Request: Using the listing below, please gather every line containing the word "amet".

Items:
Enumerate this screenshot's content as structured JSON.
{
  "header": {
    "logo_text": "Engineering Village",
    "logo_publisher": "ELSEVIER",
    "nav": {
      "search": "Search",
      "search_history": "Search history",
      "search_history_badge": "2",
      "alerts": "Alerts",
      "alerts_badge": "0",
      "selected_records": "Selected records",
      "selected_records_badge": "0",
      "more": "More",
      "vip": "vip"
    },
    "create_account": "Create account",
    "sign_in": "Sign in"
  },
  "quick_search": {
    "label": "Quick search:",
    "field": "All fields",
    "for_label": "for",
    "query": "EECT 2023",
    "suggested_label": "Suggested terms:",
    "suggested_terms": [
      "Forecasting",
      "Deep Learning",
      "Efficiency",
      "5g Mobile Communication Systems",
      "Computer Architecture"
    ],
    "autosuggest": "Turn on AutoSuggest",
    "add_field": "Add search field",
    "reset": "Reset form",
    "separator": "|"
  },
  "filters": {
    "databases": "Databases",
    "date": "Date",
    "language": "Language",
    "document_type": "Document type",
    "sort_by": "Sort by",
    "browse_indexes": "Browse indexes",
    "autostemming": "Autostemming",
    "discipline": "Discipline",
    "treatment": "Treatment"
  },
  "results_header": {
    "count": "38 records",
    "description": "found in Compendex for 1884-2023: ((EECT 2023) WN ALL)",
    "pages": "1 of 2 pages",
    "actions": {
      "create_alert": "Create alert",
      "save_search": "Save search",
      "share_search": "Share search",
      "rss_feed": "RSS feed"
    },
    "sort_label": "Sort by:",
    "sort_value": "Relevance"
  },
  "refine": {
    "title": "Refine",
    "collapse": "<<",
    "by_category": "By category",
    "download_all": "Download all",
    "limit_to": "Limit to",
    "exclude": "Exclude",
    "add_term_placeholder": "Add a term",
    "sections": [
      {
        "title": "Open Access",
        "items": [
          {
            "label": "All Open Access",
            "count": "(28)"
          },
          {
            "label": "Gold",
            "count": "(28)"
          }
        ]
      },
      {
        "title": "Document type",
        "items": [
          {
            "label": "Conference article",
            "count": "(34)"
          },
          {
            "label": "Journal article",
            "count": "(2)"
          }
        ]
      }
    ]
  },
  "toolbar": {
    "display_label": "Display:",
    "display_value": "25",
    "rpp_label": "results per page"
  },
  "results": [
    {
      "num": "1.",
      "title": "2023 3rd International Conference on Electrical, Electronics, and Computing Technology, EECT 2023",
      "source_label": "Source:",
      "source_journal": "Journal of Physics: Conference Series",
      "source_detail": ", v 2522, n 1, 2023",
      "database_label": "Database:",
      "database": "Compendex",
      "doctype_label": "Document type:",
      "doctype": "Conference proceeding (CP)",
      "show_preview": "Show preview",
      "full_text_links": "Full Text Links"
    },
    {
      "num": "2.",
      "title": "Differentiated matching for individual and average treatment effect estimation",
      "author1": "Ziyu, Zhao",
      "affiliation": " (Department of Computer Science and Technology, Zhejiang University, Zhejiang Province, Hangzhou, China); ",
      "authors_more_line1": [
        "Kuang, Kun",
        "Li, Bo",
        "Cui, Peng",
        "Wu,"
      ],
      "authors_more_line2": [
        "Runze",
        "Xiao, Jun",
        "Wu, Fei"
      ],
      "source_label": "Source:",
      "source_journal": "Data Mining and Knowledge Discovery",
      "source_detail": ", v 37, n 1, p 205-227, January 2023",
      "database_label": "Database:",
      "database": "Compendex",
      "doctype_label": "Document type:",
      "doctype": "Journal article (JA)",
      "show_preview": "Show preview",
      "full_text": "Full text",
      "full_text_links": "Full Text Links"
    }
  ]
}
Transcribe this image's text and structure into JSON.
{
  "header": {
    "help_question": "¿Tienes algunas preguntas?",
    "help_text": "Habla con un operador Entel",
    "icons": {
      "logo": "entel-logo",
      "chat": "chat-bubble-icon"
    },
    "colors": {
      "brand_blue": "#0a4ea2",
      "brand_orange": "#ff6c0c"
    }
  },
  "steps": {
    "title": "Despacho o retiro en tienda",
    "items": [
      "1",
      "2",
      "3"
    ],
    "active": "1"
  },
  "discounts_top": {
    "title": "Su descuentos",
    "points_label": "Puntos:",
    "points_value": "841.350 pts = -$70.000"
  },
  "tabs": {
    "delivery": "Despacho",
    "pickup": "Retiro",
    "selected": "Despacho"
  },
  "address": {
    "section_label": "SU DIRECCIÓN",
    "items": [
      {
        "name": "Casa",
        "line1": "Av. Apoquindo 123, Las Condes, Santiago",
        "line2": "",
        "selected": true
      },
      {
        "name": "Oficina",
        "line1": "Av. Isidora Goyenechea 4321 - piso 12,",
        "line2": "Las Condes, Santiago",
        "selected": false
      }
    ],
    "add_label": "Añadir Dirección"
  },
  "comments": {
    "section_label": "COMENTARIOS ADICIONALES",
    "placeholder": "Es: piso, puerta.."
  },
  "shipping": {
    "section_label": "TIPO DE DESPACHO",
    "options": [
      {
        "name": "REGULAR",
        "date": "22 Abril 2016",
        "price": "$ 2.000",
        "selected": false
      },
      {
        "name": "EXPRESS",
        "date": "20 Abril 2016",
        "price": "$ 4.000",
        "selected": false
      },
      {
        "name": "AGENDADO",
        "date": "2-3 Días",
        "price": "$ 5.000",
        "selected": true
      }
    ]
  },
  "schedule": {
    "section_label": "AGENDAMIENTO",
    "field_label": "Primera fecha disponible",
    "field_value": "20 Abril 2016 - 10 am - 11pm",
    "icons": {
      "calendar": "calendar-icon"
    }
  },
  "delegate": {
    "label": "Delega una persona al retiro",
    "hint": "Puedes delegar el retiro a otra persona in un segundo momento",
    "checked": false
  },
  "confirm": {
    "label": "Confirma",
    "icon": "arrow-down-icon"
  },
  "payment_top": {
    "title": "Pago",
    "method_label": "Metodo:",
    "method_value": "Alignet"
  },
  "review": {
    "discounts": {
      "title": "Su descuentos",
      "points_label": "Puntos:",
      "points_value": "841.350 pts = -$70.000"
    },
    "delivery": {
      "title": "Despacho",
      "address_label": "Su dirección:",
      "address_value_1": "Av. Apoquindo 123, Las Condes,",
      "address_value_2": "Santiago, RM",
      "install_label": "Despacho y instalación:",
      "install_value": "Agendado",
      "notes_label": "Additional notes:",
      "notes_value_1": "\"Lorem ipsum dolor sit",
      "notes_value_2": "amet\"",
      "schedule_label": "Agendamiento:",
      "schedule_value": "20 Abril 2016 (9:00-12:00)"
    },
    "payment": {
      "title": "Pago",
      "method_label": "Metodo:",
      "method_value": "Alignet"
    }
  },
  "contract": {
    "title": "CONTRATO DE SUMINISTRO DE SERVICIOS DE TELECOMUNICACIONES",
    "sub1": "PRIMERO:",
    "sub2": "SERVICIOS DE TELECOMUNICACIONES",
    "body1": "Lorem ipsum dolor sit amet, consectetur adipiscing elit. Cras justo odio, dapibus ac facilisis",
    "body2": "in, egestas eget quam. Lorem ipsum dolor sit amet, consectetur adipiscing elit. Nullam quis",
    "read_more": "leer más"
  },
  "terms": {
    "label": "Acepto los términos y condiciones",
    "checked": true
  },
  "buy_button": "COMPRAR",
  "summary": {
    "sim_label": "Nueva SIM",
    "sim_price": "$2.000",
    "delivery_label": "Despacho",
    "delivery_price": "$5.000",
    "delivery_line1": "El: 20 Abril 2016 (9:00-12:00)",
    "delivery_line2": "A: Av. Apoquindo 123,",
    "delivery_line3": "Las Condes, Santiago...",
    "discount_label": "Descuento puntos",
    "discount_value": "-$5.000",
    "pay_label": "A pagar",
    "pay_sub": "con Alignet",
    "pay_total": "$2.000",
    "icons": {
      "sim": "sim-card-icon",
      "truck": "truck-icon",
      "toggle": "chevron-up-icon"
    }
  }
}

The reply:
      "notes_value_2": "amet\"",
    "body1": "Lorem ipsum dolor sit amet, consectetur adipiscing elit. Cras justo odio, dapibus ac facilisis",
    "body2": "in, egestas eget quam. Lorem ipsum dolor sit amet, consectetur adipiscing elit. Nullam quis",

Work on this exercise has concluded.